## Problem details
Gather each line of the records where "state" appears.

===== Material for the task

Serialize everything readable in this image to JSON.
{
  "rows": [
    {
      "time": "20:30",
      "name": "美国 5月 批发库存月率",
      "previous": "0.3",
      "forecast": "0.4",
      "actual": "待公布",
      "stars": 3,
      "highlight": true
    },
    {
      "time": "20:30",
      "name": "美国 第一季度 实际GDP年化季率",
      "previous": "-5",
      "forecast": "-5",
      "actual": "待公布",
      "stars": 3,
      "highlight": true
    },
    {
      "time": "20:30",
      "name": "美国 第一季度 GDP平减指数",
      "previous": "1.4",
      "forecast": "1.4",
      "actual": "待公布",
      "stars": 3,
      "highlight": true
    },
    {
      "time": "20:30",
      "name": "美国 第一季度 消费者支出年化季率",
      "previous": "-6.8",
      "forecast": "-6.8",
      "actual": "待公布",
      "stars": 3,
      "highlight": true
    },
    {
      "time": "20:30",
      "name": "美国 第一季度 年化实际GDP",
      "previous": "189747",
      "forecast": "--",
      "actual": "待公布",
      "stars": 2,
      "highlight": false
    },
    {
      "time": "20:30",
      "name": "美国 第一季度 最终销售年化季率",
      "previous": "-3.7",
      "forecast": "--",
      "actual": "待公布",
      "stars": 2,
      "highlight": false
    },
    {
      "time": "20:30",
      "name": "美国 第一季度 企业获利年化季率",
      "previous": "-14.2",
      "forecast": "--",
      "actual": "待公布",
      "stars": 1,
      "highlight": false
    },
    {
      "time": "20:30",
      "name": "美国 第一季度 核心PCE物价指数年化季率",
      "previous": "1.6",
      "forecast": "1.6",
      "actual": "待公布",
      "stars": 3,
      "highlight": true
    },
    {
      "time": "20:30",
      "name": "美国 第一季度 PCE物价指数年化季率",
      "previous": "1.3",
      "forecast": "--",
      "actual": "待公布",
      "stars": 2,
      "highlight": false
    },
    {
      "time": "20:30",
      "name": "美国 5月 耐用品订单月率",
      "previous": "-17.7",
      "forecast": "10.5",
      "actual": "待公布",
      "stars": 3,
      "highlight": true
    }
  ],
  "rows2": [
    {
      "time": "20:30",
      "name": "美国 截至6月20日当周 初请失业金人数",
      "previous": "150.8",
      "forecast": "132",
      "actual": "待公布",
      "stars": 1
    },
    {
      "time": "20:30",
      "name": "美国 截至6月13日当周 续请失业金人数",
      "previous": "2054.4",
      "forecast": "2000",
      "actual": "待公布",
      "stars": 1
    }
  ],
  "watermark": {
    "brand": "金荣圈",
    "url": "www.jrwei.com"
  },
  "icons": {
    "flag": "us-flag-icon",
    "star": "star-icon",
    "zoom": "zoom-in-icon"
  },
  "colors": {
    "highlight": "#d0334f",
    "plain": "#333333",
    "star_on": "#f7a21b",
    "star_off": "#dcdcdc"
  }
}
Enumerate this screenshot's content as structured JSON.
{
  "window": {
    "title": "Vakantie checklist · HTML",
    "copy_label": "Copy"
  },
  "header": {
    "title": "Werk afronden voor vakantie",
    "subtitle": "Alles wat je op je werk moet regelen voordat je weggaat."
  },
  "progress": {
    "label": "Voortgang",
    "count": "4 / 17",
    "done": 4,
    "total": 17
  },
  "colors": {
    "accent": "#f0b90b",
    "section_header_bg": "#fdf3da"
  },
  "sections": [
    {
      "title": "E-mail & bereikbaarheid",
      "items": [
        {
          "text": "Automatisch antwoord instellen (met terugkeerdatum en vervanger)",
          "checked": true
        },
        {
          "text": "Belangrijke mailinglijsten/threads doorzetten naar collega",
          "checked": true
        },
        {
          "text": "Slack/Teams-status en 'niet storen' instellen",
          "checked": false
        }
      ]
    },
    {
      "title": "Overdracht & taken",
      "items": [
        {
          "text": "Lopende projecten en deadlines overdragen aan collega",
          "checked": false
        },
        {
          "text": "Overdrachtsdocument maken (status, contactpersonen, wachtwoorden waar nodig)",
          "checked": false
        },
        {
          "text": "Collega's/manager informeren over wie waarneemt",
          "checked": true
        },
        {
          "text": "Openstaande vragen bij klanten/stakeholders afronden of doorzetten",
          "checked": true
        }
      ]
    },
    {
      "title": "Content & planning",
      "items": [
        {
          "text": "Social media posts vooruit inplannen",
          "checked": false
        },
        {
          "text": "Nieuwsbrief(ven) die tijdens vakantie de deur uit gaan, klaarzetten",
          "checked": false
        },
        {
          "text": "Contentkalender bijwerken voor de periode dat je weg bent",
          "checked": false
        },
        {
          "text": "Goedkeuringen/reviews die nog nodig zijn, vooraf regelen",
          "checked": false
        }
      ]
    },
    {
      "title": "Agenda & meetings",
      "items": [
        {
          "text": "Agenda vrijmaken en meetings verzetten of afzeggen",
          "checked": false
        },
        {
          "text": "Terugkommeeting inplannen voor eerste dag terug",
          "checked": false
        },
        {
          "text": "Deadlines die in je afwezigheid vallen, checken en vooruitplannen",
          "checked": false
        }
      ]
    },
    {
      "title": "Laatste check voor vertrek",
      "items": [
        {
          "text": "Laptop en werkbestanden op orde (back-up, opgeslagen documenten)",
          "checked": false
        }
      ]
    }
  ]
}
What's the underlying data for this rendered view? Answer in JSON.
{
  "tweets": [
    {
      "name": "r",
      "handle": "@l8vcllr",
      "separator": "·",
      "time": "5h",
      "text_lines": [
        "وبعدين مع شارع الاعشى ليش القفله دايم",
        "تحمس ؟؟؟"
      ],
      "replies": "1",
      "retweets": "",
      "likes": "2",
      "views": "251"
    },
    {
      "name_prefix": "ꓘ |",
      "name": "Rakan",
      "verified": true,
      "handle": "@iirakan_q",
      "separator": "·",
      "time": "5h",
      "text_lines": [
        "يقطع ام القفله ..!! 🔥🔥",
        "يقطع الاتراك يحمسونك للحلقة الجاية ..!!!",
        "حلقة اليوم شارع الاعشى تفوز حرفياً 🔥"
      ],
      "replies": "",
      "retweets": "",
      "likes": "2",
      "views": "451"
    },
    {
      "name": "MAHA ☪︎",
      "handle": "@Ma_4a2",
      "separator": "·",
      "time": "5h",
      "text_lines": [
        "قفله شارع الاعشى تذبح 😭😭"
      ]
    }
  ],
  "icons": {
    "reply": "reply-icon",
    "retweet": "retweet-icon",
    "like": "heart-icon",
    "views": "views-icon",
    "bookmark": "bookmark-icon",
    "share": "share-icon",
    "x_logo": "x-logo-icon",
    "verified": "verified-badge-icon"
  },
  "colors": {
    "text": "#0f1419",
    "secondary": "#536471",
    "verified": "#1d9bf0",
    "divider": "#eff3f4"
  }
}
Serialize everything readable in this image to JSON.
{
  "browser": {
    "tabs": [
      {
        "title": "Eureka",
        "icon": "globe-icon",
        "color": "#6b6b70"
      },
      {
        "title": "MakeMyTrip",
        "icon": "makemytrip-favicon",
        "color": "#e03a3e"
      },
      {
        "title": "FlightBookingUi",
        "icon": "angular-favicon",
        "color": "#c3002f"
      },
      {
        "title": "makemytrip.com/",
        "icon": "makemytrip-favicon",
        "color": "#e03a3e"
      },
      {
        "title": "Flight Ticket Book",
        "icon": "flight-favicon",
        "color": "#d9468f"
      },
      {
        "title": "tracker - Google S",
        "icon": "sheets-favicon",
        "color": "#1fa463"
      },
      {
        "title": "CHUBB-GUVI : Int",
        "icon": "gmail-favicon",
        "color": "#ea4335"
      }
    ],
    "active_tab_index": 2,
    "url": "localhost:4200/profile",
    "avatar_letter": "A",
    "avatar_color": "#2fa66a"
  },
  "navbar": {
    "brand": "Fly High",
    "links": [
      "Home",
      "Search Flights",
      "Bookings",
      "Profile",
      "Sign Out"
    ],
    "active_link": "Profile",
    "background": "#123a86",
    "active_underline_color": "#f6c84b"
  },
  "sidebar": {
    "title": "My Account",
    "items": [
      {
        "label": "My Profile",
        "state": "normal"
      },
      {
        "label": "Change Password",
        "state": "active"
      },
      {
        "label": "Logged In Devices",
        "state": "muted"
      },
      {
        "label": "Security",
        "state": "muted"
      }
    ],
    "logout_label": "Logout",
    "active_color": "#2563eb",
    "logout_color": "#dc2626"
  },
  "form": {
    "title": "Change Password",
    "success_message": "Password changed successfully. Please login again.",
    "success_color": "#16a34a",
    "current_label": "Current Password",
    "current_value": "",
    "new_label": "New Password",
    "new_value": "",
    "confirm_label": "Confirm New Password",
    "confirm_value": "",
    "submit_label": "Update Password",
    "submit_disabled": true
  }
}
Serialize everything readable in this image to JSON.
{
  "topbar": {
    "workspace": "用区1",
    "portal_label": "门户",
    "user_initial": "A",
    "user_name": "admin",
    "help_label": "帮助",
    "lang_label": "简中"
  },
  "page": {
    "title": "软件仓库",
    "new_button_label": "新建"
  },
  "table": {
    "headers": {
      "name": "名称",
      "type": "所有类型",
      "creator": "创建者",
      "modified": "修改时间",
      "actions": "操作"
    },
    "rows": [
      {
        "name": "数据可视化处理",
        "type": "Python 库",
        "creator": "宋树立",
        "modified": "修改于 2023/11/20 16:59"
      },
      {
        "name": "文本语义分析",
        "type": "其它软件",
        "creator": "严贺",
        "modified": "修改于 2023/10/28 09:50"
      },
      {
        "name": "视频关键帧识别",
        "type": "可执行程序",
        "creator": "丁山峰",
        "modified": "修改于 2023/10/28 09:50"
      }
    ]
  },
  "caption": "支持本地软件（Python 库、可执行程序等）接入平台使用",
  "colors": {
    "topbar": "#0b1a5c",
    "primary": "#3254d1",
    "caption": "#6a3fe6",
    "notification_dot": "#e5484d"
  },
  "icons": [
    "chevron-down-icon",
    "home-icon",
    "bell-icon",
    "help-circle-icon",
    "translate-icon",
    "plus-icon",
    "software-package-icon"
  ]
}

==========

## Solved problem
        "state": "normal"
        "state": "active"
        "state": "muted"
        "state": "muted"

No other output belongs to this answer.